(begin)
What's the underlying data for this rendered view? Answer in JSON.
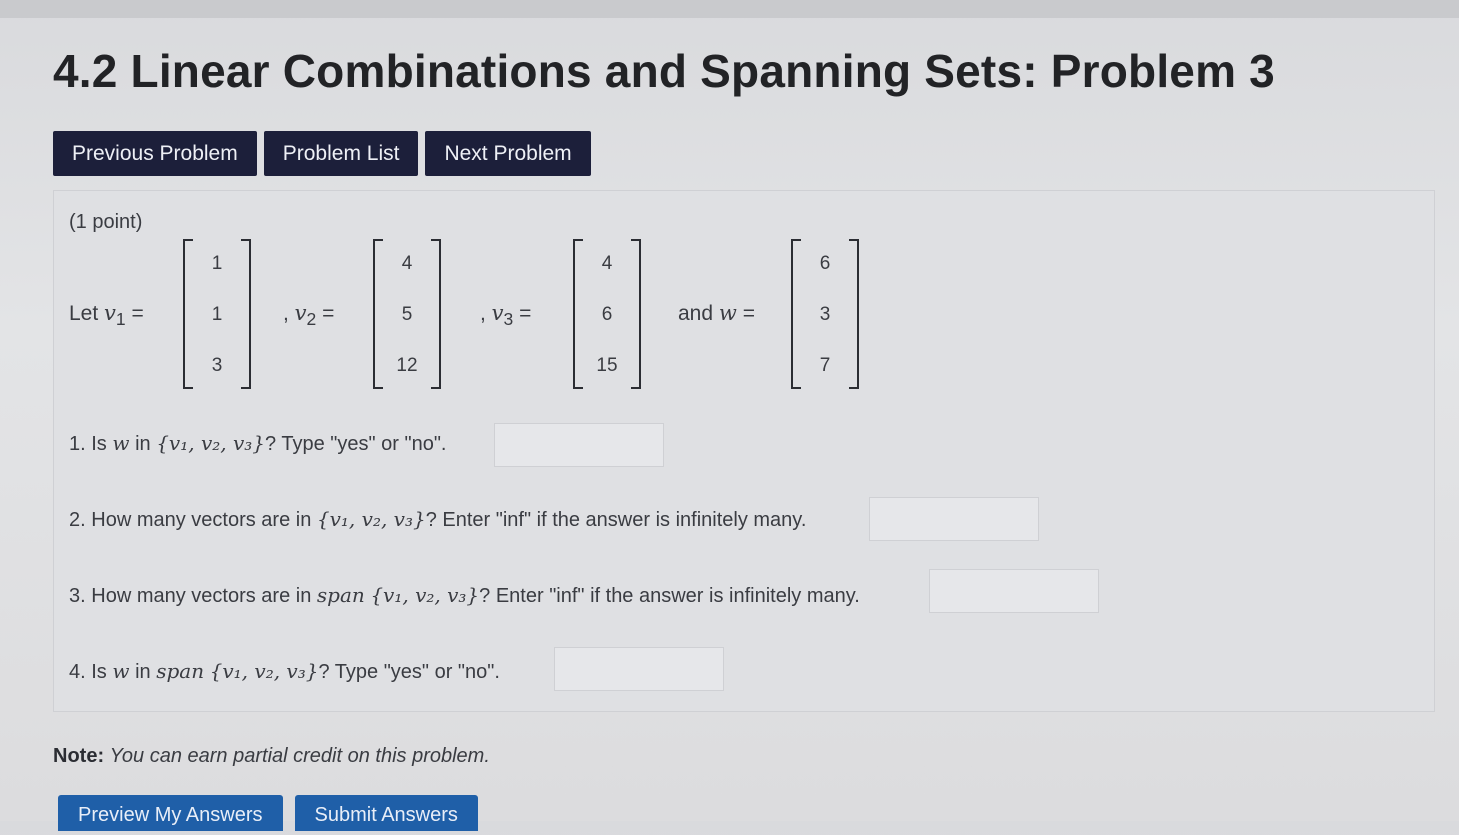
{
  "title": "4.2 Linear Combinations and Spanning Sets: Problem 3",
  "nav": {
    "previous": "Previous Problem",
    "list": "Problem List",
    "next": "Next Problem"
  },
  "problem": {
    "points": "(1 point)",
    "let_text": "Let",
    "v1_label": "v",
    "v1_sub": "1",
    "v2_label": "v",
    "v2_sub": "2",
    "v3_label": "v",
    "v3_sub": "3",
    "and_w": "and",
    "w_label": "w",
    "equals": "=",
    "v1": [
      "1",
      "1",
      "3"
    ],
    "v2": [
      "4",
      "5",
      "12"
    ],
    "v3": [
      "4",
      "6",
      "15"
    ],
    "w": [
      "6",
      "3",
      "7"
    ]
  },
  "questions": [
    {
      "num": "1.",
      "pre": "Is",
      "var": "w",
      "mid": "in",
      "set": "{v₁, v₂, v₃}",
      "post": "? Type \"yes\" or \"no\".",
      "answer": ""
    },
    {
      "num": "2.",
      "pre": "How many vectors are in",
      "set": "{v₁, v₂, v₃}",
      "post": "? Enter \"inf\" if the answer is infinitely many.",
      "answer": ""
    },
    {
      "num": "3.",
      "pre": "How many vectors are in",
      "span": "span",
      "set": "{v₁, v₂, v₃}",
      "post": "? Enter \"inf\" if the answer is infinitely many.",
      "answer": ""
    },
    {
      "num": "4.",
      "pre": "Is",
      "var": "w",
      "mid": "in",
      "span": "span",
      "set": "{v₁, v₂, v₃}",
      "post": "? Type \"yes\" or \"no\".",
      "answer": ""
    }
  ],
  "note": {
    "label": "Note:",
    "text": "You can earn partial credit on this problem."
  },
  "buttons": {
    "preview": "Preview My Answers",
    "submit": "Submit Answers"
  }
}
(end)
(begin)
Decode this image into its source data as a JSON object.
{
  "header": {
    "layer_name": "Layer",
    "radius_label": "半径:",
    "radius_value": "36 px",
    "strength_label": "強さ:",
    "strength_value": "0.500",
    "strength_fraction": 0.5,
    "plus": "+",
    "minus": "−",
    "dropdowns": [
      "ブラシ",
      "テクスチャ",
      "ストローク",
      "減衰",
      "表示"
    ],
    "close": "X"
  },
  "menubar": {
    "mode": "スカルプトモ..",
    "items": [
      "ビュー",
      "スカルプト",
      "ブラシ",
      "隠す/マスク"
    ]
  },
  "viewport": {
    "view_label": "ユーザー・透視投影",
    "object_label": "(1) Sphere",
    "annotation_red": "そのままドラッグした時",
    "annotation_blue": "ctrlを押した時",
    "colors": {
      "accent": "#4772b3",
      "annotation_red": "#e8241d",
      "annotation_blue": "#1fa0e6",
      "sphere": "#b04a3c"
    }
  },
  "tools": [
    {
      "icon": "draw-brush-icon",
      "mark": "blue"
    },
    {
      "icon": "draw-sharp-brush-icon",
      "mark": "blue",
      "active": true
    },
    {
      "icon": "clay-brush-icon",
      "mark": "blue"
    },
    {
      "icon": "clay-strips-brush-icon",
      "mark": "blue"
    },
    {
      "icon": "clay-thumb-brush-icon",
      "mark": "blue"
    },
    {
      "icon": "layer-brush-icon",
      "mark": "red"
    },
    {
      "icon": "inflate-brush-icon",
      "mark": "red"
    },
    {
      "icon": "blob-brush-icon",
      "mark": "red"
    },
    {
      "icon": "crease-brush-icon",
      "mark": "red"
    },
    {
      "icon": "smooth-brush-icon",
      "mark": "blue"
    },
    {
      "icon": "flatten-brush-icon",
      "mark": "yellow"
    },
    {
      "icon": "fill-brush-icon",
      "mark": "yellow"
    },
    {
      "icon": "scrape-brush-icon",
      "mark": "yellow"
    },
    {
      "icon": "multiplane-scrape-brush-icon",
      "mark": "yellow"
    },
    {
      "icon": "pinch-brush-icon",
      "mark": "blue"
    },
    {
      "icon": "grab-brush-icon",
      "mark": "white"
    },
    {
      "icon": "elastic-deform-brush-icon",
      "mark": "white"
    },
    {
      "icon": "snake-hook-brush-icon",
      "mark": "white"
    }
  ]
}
(end)
(begin)
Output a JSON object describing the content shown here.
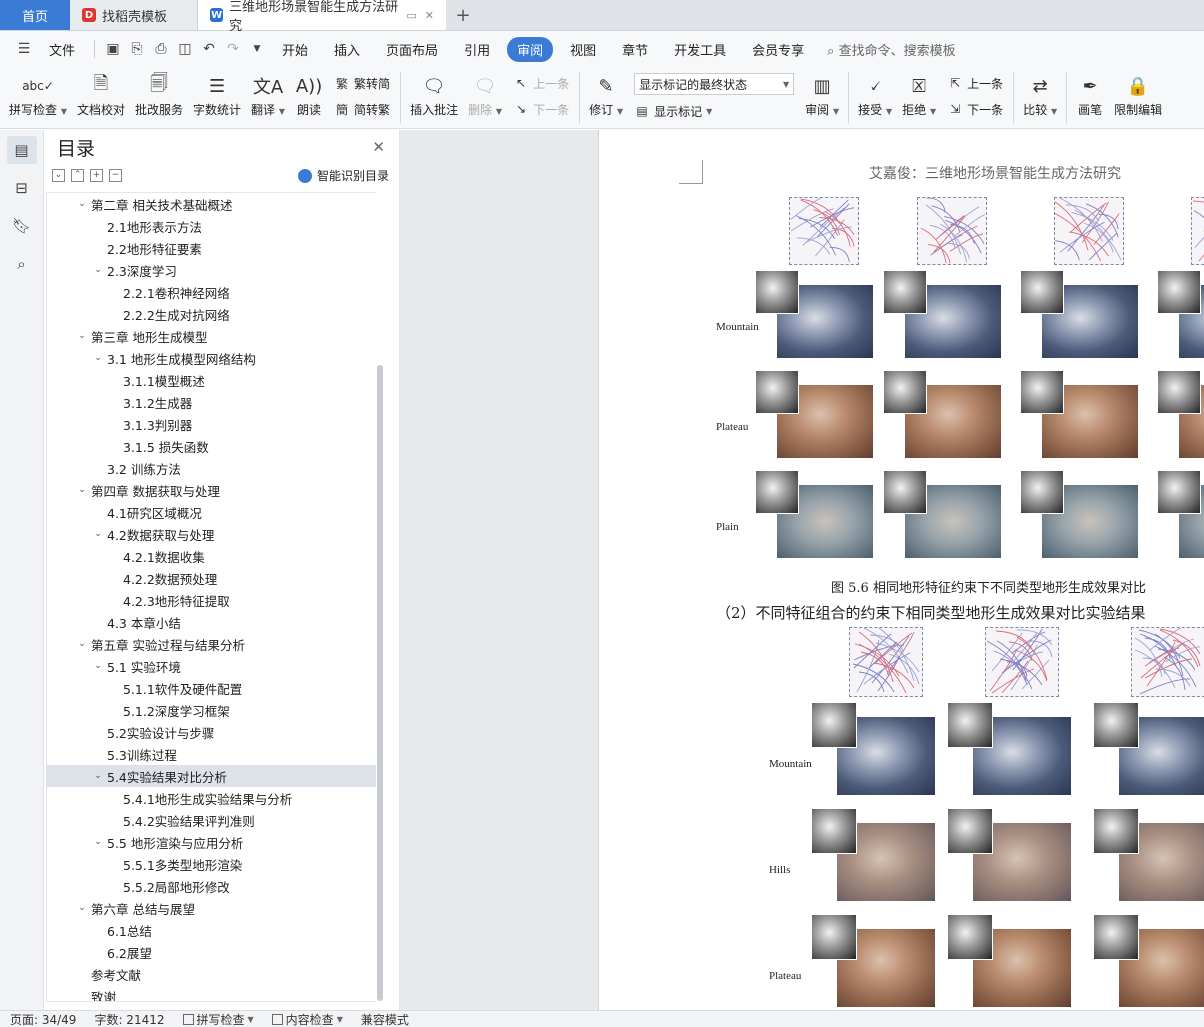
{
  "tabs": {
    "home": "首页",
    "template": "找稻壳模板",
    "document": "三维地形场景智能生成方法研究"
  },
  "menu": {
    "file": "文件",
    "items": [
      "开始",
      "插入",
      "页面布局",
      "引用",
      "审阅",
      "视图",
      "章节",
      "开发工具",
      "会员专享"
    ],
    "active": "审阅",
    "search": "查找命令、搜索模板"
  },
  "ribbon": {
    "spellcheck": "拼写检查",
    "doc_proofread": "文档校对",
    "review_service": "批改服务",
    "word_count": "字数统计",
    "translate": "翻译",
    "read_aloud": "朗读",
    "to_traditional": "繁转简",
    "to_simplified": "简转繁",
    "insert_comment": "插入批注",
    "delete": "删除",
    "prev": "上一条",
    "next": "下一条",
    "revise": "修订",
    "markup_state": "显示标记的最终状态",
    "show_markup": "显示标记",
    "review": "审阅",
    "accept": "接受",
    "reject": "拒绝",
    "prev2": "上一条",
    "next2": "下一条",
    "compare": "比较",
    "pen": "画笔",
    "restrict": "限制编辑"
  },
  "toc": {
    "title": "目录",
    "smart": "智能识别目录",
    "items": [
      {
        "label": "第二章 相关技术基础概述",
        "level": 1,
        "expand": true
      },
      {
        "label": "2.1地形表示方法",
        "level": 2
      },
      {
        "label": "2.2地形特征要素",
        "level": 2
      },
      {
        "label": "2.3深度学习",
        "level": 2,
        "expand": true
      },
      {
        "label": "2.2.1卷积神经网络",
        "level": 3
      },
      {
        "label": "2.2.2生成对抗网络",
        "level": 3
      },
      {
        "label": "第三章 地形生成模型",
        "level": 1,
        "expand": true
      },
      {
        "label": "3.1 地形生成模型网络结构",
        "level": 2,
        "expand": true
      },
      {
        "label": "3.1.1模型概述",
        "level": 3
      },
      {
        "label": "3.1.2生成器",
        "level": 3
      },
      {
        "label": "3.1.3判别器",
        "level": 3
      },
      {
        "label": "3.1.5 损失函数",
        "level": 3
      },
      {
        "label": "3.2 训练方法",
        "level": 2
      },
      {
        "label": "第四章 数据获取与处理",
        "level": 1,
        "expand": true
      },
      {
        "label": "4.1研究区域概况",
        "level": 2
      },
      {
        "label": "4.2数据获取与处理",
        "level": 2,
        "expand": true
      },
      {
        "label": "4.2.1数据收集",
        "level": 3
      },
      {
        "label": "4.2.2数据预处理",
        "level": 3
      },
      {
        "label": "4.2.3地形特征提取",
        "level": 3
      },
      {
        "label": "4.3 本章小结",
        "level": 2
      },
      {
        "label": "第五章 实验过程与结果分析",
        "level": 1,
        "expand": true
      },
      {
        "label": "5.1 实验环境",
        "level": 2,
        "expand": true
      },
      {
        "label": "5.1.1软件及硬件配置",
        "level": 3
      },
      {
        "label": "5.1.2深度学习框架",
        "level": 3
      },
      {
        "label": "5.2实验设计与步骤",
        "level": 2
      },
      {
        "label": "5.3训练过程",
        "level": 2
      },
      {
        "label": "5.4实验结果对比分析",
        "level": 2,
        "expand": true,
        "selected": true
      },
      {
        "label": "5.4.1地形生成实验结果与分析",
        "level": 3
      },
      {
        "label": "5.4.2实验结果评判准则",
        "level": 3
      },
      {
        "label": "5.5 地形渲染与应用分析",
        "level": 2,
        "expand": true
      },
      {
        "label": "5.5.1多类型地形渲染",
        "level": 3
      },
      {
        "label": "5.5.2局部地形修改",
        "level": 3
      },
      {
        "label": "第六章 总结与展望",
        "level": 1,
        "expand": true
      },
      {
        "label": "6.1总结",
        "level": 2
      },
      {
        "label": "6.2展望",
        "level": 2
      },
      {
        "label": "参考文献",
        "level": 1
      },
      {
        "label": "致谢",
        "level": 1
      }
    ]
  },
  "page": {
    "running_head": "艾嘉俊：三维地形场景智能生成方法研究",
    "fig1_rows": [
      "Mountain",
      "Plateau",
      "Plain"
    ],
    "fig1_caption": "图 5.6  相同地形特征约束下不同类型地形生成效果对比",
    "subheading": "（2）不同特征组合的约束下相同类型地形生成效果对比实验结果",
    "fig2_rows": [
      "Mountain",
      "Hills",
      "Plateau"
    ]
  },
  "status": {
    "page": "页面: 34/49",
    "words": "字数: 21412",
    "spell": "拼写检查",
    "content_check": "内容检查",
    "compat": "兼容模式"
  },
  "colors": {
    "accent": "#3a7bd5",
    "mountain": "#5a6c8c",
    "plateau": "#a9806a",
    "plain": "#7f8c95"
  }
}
(end)
> Exercise prompt: Copy out each line in the listing that has the word "this".

> Solution to the exercise:
What's the underlying data for this rendered view? Answer in JSON.
    "text": "You can earn partial credit on this problem."
Decode this image into its source data as a JSON object.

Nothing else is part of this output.